## RECORD EXTRACTS
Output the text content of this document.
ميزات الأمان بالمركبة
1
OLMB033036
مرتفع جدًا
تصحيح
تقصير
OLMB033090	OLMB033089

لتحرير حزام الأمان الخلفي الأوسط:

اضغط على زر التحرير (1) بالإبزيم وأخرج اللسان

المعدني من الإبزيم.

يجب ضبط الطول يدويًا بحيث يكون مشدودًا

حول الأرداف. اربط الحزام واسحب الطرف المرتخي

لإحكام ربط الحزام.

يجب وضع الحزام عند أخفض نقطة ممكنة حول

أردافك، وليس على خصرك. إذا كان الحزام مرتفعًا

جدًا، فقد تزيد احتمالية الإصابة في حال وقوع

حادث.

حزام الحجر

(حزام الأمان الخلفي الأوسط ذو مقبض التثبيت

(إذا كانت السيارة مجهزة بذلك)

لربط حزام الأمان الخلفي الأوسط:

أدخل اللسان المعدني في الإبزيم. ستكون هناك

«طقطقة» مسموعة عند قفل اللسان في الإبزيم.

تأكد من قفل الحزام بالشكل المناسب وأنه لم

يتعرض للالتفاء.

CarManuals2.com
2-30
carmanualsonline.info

## REQUIREMENTS
Pull out each record as written and restate it exactly.

## RESULT OF THIS EXERCISE
Output the text content of this document.
ميزات الأمان بالمركبة
1
OLMB033036
مرتفع جدًا
تصحيح
تقصير
OLMB033090	OLMB033089

لتحرير حزام الأمان الخلفي الأوسط:

اضغط على زر التحرير (1) بالإبزيم وأخرج اللسان

المعدني من الإبزيم.

يجب ضبط الطول يدويًا بحيث يكون مشدودًا

حول الأرداف. اربط الحزام واسحب الطرف المرتخي

لإحكام ربط الحزام.

يجب وضع الحزام عند أخفض نقطة ممكنة حول

أردافك، وليس على خصرك. إذا كان الحزام مرتفعًا

جدًا، فقد تزيد احتمالية الإصابة في حال وقوع

حادث.

حزام الحجر

(حزام الأمان الخلفي الأوسط ذو مقبض التثبيت

(إذا كانت السيارة مجهزة بذلك)

لربط حزام الأمان الخلفي الأوسط:

أدخل اللسان المعدني في الإبزيم. ستكون هناك

«طقطقة» مسموعة عند قفل اللسان في الإبزيم.

تأكد من قفل الحزام بالشكل المناسب وأنه لم

يتعرض للالتفاء.

CarManuals2.com
2-30
carmanualsonline.info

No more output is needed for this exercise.